— Begin —
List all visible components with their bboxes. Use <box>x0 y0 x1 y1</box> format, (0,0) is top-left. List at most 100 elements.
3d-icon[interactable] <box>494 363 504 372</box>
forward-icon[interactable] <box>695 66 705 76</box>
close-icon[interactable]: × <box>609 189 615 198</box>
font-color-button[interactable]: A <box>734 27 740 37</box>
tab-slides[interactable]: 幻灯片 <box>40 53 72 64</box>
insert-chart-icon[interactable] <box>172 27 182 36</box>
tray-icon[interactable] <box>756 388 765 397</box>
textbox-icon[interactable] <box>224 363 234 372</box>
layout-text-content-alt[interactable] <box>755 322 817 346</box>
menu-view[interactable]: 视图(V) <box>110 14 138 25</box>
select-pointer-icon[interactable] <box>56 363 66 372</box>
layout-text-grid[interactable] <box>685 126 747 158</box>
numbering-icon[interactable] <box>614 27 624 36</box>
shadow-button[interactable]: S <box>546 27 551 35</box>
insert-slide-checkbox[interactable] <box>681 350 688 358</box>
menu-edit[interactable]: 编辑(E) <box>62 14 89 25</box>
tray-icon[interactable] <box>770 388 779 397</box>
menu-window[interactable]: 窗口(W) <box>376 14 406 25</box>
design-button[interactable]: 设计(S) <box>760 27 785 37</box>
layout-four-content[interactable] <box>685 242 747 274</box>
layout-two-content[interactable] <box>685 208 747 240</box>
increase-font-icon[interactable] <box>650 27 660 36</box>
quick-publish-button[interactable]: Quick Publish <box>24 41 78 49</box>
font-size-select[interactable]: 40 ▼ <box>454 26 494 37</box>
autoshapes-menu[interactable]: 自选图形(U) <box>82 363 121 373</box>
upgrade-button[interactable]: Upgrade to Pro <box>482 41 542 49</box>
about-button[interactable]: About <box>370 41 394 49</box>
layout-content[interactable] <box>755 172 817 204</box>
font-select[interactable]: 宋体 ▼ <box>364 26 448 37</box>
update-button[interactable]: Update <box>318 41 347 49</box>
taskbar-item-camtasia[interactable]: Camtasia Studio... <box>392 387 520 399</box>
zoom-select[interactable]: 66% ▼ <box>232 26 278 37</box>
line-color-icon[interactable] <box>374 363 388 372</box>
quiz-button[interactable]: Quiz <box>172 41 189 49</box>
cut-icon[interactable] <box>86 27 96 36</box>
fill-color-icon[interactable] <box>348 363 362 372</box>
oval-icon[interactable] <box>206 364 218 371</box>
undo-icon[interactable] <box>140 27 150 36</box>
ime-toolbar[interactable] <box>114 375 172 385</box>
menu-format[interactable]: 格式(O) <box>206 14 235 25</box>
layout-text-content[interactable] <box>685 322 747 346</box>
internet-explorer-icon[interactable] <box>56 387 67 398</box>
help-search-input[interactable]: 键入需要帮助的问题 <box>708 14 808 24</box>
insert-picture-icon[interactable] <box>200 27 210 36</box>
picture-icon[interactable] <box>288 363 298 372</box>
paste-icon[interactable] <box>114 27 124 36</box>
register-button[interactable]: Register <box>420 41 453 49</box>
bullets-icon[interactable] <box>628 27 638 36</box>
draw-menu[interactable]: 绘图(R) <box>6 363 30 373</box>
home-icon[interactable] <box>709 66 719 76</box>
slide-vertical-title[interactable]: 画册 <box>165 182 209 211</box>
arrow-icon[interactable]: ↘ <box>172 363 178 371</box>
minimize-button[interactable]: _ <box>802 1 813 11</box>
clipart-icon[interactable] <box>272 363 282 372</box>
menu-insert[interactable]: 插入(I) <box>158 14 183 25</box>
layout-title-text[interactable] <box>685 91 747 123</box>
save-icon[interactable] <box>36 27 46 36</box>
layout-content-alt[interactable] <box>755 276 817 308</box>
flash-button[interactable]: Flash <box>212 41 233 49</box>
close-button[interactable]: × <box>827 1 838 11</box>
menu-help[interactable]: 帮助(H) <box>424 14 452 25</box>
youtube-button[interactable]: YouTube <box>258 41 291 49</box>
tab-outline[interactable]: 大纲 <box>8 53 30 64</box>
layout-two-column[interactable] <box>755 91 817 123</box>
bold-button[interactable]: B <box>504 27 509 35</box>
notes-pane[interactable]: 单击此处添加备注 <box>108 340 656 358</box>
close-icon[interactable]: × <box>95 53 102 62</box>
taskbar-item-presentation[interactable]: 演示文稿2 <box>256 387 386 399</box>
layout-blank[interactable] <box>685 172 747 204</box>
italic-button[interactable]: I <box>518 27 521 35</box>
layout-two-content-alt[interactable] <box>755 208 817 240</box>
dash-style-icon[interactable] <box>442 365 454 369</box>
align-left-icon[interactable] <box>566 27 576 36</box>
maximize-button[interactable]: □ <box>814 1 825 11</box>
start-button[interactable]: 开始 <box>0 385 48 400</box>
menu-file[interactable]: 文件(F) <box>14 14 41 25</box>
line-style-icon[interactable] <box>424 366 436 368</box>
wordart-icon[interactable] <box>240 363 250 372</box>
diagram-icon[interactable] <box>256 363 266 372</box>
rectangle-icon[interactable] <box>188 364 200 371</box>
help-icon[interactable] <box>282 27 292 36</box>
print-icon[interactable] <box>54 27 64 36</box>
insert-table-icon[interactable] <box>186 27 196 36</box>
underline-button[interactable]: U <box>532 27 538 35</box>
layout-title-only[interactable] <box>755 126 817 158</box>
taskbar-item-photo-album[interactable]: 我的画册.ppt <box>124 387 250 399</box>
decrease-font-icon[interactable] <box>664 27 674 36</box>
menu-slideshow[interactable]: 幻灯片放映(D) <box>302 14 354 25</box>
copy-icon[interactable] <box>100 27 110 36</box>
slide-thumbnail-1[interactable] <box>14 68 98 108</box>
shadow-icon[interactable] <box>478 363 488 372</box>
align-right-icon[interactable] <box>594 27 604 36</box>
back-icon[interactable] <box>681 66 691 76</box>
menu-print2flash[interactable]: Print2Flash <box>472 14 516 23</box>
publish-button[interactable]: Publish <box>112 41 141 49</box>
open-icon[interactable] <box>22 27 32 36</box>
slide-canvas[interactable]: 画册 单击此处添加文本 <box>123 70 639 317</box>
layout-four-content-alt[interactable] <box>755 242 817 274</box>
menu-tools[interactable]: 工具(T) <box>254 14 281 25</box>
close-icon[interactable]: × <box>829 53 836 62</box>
— End —
* [THE TASK]
Reproduce the material starting at its first line and ending at the line that contains "tray-icon[interactable] <box>756 388", with both of those lines included.

* [EXPECTED ANSWER]
List all visible components with their bboxes. Use <box>x0 y0 x1 y1</box> format, (0,0) is top-left. List at most 100 elements.
3d-icon[interactable] <box>494 363 504 372</box>
forward-icon[interactable] <box>695 66 705 76</box>
close-icon[interactable]: × <box>609 189 615 198</box>
font-color-button[interactable]: A <box>734 27 740 37</box>
tab-slides[interactable]: 幻灯片 <box>40 53 72 64</box>
insert-chart-icon[interactable] <box>172 27 182 36</box>
tray-icon[interactable] <box>756 388 765 397</box>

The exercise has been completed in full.